▸ **Material supplied**:

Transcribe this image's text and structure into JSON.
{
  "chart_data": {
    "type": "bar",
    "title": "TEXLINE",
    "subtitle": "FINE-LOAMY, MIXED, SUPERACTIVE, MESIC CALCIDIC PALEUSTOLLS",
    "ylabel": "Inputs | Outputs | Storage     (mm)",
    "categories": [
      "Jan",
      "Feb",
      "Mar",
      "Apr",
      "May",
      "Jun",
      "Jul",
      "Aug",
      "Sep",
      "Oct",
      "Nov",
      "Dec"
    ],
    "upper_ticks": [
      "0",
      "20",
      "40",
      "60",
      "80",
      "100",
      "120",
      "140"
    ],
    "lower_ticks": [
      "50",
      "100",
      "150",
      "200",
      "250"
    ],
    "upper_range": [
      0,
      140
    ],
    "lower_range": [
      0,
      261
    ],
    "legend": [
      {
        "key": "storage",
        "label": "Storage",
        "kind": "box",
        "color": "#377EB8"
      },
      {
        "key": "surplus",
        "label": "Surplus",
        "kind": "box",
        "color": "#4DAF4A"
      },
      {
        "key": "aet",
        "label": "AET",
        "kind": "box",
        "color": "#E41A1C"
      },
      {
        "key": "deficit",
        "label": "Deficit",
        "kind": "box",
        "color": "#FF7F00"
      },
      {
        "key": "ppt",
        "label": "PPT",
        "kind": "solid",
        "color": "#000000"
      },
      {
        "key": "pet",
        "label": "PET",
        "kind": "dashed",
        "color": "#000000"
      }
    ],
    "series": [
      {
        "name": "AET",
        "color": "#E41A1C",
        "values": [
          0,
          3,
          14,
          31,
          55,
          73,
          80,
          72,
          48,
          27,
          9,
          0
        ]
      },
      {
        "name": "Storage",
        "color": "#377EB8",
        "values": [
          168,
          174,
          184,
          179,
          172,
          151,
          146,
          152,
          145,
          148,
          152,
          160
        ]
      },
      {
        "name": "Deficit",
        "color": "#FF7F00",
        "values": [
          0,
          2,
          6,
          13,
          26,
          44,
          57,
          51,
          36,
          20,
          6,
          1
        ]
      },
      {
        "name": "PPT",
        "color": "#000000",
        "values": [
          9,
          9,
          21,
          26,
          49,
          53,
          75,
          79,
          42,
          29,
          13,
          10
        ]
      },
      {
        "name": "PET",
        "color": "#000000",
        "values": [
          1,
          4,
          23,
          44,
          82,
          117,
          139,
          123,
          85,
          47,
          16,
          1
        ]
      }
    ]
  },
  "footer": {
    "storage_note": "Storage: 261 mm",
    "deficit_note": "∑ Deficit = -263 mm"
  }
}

==

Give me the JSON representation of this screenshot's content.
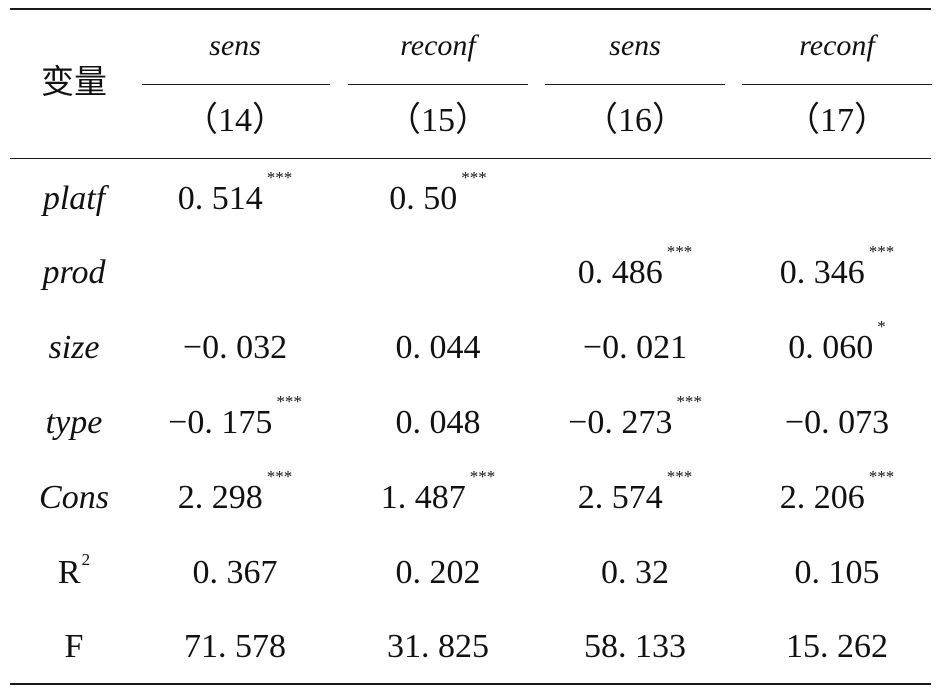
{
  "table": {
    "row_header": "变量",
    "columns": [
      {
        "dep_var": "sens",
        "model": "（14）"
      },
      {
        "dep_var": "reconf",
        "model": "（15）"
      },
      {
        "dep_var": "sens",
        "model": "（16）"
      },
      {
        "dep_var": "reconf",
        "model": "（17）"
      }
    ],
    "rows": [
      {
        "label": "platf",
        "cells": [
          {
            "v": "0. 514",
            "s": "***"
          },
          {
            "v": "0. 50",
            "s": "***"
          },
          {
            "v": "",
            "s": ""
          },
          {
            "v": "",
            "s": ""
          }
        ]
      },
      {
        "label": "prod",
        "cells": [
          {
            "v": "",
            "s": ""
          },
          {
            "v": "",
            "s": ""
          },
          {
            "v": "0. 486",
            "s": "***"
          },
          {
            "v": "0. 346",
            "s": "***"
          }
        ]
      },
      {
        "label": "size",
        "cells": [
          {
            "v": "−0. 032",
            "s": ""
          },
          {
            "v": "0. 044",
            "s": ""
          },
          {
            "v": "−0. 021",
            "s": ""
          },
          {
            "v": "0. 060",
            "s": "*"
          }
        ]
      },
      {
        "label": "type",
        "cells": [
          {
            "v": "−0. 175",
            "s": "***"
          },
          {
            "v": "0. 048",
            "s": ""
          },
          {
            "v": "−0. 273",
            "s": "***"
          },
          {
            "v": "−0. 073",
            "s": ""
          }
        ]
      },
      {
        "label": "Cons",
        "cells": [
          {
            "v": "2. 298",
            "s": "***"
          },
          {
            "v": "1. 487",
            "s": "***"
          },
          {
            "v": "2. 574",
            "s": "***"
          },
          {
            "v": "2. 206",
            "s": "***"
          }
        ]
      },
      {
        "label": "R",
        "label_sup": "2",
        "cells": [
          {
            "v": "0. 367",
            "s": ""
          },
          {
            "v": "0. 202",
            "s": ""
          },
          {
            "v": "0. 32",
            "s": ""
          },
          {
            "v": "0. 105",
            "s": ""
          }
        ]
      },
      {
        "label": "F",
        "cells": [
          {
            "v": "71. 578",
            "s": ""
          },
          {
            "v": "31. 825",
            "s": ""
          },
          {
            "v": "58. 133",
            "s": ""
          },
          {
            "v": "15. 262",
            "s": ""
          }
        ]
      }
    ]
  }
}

▸ **Stated task**:
Extract, from the material above, each line holding the word "color".

▸ **Solution to this problem**:
        "color": "#377EB8"
        "color": "#4DAF4A"
        "color": "#E41A1C"
        "color": "#FF7F00"
        "color": "#000000"
        "color": "#000000"
        "color": "#E41A1C",
        "color": "#377EB8",
        "color": "#FF7F00",
        "color": "#000000",
        "color": "#000000",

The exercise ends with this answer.